#### REQUEST
Rewrite every line of the records below, replacing "hiatus" with "wanderer" and leaving everything else unchanged.

#### RECORD SET
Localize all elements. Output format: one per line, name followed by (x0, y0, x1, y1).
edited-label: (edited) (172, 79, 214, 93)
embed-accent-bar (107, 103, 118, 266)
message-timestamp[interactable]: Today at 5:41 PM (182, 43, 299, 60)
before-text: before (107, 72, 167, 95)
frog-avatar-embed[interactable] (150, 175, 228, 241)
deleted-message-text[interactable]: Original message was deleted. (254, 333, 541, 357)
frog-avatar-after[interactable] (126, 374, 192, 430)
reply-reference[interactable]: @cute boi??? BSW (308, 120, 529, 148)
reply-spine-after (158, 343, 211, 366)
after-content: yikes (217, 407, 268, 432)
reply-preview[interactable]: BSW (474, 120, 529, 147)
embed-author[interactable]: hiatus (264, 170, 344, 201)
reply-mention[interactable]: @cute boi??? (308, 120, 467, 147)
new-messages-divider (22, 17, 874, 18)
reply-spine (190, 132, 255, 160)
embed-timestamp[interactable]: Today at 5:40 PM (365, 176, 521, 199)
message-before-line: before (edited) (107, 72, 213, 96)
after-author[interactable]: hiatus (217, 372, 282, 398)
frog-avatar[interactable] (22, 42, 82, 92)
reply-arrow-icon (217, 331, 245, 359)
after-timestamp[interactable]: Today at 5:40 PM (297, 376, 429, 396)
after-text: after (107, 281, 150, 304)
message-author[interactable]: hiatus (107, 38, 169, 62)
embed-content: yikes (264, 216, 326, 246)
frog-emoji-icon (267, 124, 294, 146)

#### SOLUTION TO THIS PROBLEM
Localize all elements. Output format: one per line, name followed by (x0, y0, x1, y1).
edited-label: (edited) (172, 79, 214, 93)
embed-accent-bar (107, 103, 118, 266)
message-timestamp[interactable]: Today at 5:41 PM (182, 43, 299, 60)
before-text: before (107, 72, 167, 95)
frog-avatar-embed[interactable] (150, 175, 228, 241)
deleted-message-text[interactable]: Original message was deleted. (254, 333, 541, 357)
frog-avatar-after[interactable] (126, 374, 192, 430)
reply-reference[interactable]: @cute boi??? BSW (308, 120, 529, 148)
reply-spine-after (158, 343, 211, 366)
after-content: yikes (217, 407, 268, 432)
reply-preview[interactable]: BSW (474, 120, 529, 147)
embed-author[interactable]: wanderer (264, 170, 344, 201)
reply-mention[interactable]: @cute boi??? (308, 120, 467, 147)
new-messages-divider (22, 17, 874, 18)
reply-spine (190, 132, 255, 160)
embed-timestamp[interactable]: Today at 5:40 PM (365, 176, 521, 199)
message-before-line: before (edited) (107, 72, 213, 96)
after-author[interactable]: wanderer (217, 372, 282, 398)
frog-avatar[interactable] (22, 42, 82, 92)
reply-arrow-icon (217, 331, 245, 359)
after-timestamp[interactable]: Today at 5:40 PM (297, 376, 429, 396)
after-text: after (107, 281, 150, 304)
message-author[interactable]: wanderer (107, 38, 169, 62)
embed-content: yikes (264, 216, 326, 246)
frog-emoji-icon (267, 124, 294, 146)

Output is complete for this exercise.